◆ The problem ◆
Transcribe the records below exactly, leaving out any pictures.

◆ The data ◆
** start **
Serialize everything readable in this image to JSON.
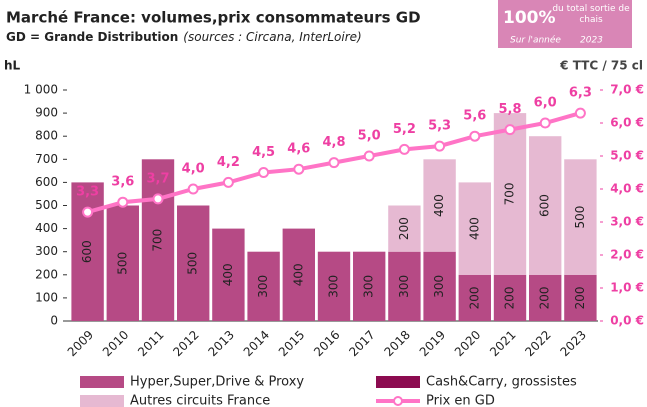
{
  "chart_data": {
    "type": "bar_line",
    "title": "Marché France: volumes,prix consommateurs GD",
    "subtitle": "GD = Grande Distribution",
    "source": "(sources : Circana, InterLoire)",
    "y_label": "hL",
    "y2_label": "€ TTC / 75 cl",
    "badge": {
      "big": "100%",
      "text": "du total sortie de chais",
      "period": "Sur l'année",
      "year": "2023"
    },
    "categories": [
      "2009",
      "2010",
      "2011",
      "2012",
      "2013",
      "2014",
      "2015",
      "2016",
      "2017",
      "2018",
      "2019",
      "2020",
      "2021",
      "2022",
      "2023"
    ],
    "series": [
      {
        "name": "Hyper,Super,Drive & Proxy",
        "color": "#b64a85",
        "values": [
          600,
          500,
          700,
          500,
          400,
          300,
          400,
          300,
          300,
          300,
          300,
          200,
          200,
          200,
          200
        ]
      },
      {
        "name": "Cash&Carry, grossistes",
        "color": "#8c0b50",
        "values": [
          null,
          null,
          null,
          null,
          null,
          null,
          null,
          null,
          null,
          null,
          null,
          null,
          null,
          null,
          null
        ]
      },
      {
        "name": "Autres circuits France",
        "color": "#e6b9d2",
        "values": [
          null,
          null,
          null,
          null,
          null,
          null,
          null,
          null,
          null,
          200,
          400,
          400,
          700,
          600,
          500
        ]
      },
      {
        "name": "Prix en GD",
        "color": "#ff74c6",
        "axis": "y2",
        "values": [
          3.3,
          3.6,
          3.7,
          4.0,
          4.2,
          4.5,
          4.6,
          4.8,
          5.0,
          5.2,
          5.3,
          5.6,
          5.8,
          6.0,
          6.3
        ],
        "value_labels": [
          "3,3",
          "3,6",
          "3,7",
          "4,0",
          "4,2",
          "4,5",
          "4,6",
          "4,8",
          "5,0",
          "5,2",
          "5,3",
          "5,6",
          "5,8",
          "6,0",
          "6,3"
        ]
      }
    ],
    "ylim": [
      0,
      1000
    ],
    "yticks": [
      0,
      100,
      200,
      300,
      400,
      500,
      600,
      700,
      800,
      900,
      {
        "value": 1000,
        "label": "1 000"
      }
    ],
    "y2lim": [
      0,
      7
    ],
    "y2ticks": [
      {
        "value": 0,
        "label": "0,0 €"
      },
      {
        "value": 1,
        "label": "1,0 €"
      },
      {
        "value": 2,
        "label": "2,0 €"
      },
      {
        "value": 3,
        "label": "3,0 €"
      },
      {
        "value": 4,
        "label": "4,0 €"
      },
      {
        "value": 5,
        "label": "5,0 €"
      },
      {
        "value": 6,
        "label": "6,0 €"
      },
      {
        "value": 7,
        "label": "7,0 €"
      }
    ]
  }
}
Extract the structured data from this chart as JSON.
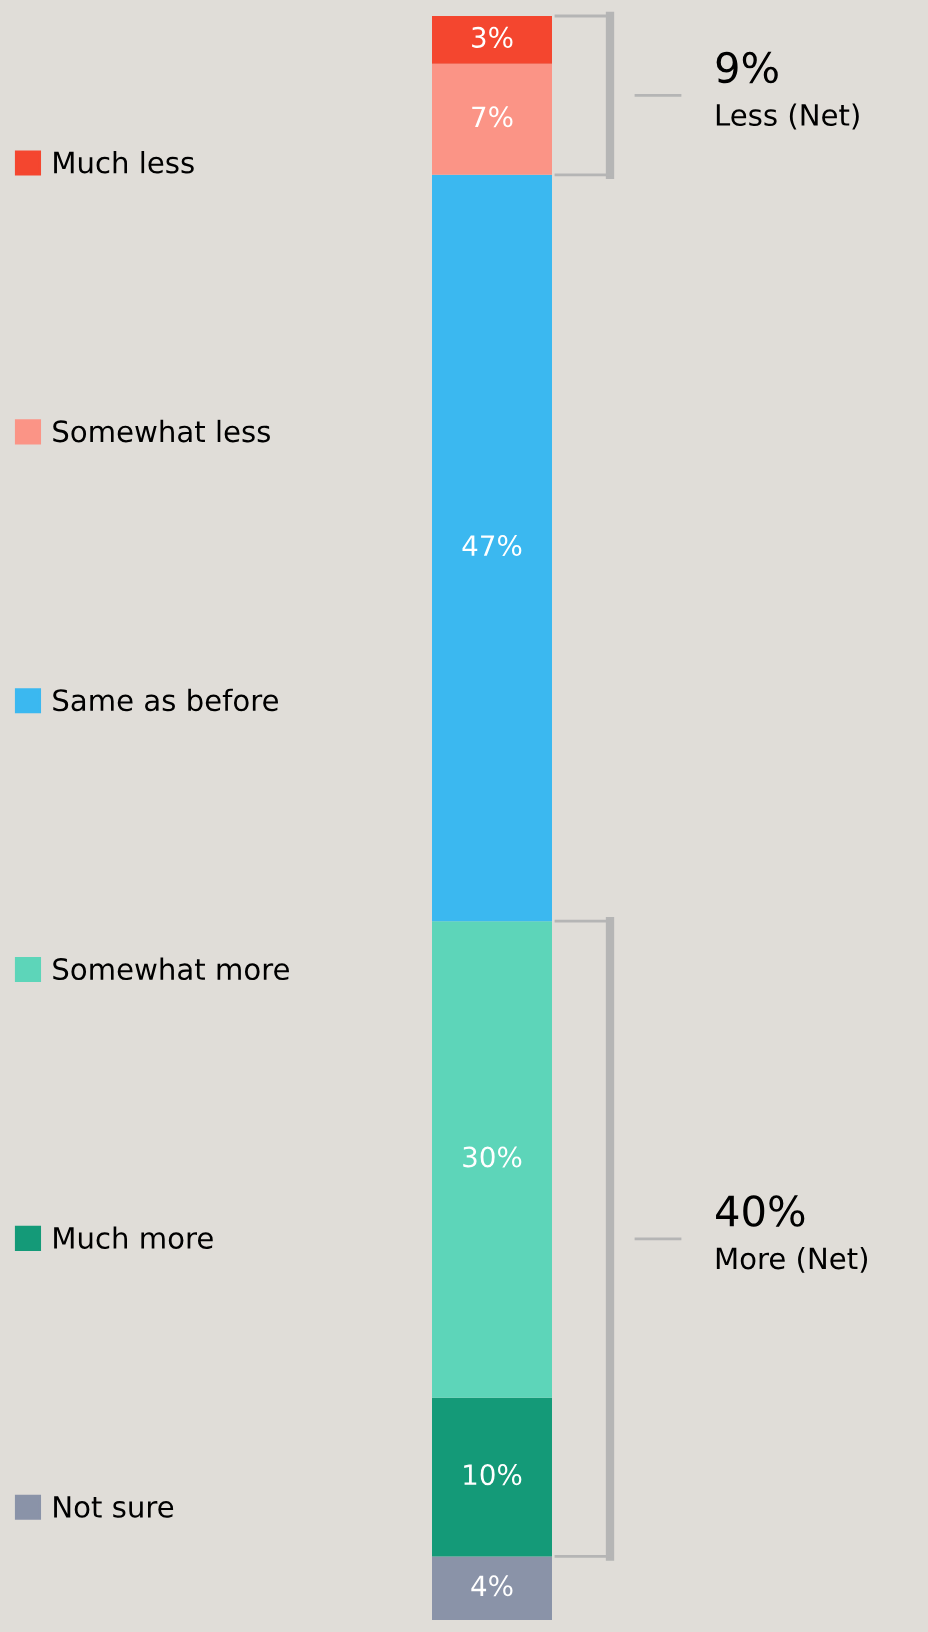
{
  "chart_data": {
    "type": "bar",
    "stacked": true,
    "categories": [
      null
    ],
    "legend": "left",
    "data_labels": false,
    "series": [
      {
        "name": "Not sure",
        "color": "#8a93a8",
        "values": [
          4
        ],
        "value_labels": [
          "4%"
        ]
      },
      {
        "name": "Much more",
        "color": "#149a78",
        "values": [
          10
        ],
        "value_labels": [
          "10%"
        ]
      },
      {
        "name": "Somewhat more",
        "color": "#5dd5b9",
        "values": [
          30
        ],
        "value_labels": [
          "30%"
        ]
      },
      {
        "name": "Same as before",
        "color": "#3bb8f0",
        "values": [
          47
        ],
        "value_labels": [
          "47%"
        ]
      },
      {
        "name": "Somewhat less",
        "color": "#fb9486",
        "values": [
          7
        ],
        "value_labels": [
          "7%"
        ]
      },
      {
        "name": "Much less",
        "color": "#f4462f",
        "values": [
          3
        ],
        "value_labels": [
          "3%"
        ]
      }
    ],
    "annotations": [
      "9%",
      "Less (Net)",
      "40%",
      "More (Net)"
    ]
  }
}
** end **
◆ Expected answer ◆
Serialize everything readable in this image to JSON.
{
  "chart_data": {
    "type": "bar_line",
    "title": "Marché France: volumes,prix consommateurs GD",
    "subtitle": "GD = Grande Distribution",
    "source": "(sources : Circana, InterLoire)",
    "y_label": "hL",
    "y2_label": "€ TTC / 75 cl",
    "badge": {
      "big": "100%",
      "text": "du total sortie de chais",
      "period": "Sur l'année",
      "year": "2023"
    },
    "categories": [
      "2009",
      "2010",
      "2011",
      "2012",
      "2013",
      "2014",
      "2015",
      "2016",
      "2017",
      "2018",
      "2019",
      "2020",
      "2021",
      "2022",
      "2023"
    ],
    "series": [
      {
        "name": "Hyper,Super,Drive & Proxy",
        "color": "#b64a85",
        "values": [
          600,
          500,
          700,
          500,
          400,
          300,
          400,
          300,
          300,
          300,
          300,
          200,
          200,
          200,
          200
        ]
      },
      {
        "name": "Cash&Carry, grossistes",
        "color": "#8c0b50",
        "values": [
          null,
          null,
          null,
          null,
          null,
          null,
          null,
          null,
          null,
          null,
          null,
          null,
          null,
          null,
          null
        ]
      },
      {
        "name": "Autres circuits France",
        "color": "#e6b9d2",
        "values": [
          null,
          null,
          null,
          null,
          null,
          null,
          null,
          null,
          null,
          200,
          400,
          400,
          700,
          600,
          500
        ]
      },
      {
        "name": "Prix en GD",
        "color": "#ff74c6",
        "axis": "y2",
        "values": [
          3.3,
          3.6,
          3.7,
          4.0,
          4.2,
          4.5,
          4.6,
          4.8,
          5.0,
          5.2,
          5.3,
          5.6,
          5.8,
          6.0,
          6.3
        ],
        "value_labels": [
          "3,3",
          "3,6",
          "3,7",
          "4,0",
          "4,2",
          "4,5",
          "4,6",
          "4,8",
          "5,0",
          "5,2",
          "5,3",
          "5,6",
          "5,8",
          "6,0",
          "6,3"
        ]
      }
    ],
    "ylim": [
      0,
      1000
    ],
    "yticks": [
      0,
      100,
      200,
      300,
      400,
      500,
      600,
      700,
      800,
      900,
      {
        "value": 1000,
        "label": "1 000"
      }
    ],
    "y2lim": [
      0,
      7
    ],
    "y2ticks": [
      {
        "value": 0,
        "label": "0,0 €"
      },
      {
        "value": 1,
        "label": "1,0 €"
      },
      {
        "value": 2,
        "label": "2,0 €"
      },
      {
        "value": 3,
        "label": "3,0 €"
      },
      {
        "value": 4,
        "label": "4,0 €"
      },
      {
        "value": 5,
        "label": "5,0 €"
      },
      {
        "value": 6,
        "label": "6,0 €"
      },
      {
        "value": 7,
        "label": "7,0 €"
      }
    ]
  }
}
Extract the structured data from this chart as JSON.
{
  "chart_data": {
    "type": "bar",
    "stacked": true,
    "categories": [
      null
    ],
    "legend": "left",
    "data_labels": false,
    "series": [
      {
        "name": "Not sure",
        "color": "#8a93a8",
        "values": [
          4
        ],
        "value_labels": [
          "4%"
        ]
      },
      {
        "name": "Much more",
        "color": "#149a78",
        "values": [
          10
        ],
        "value_labels": [
          "10%"
        ]
      },
      {
        "name": "Somewhat more",
        "color": "#5dd5b9",
        "values": [
          30
        ],
        "value_labels": [
          "30%"
        ]
      },
      {
        "name": "Same as before",
        "color": "#3bb8f0",
        "values": [
          47
        ],
        "value_labels": [
          "47%"
        ]
      },
      {
        "name": "Somewhat less",
        "color": "#fb9486",
        "values": [
          7
        ],
        "value_labels": [
          "7%"
        ]
      },
      {
        "name": "Much less",
        "color": "#f4462f",
        "values": [
          3
        ],
        "value_labels": [
          "3%"
        ]
      }
    ],
    "annotations": [
      "9%",
      "Less (Net)",
      "40%",
      "More (Net)"
    ]
  }
}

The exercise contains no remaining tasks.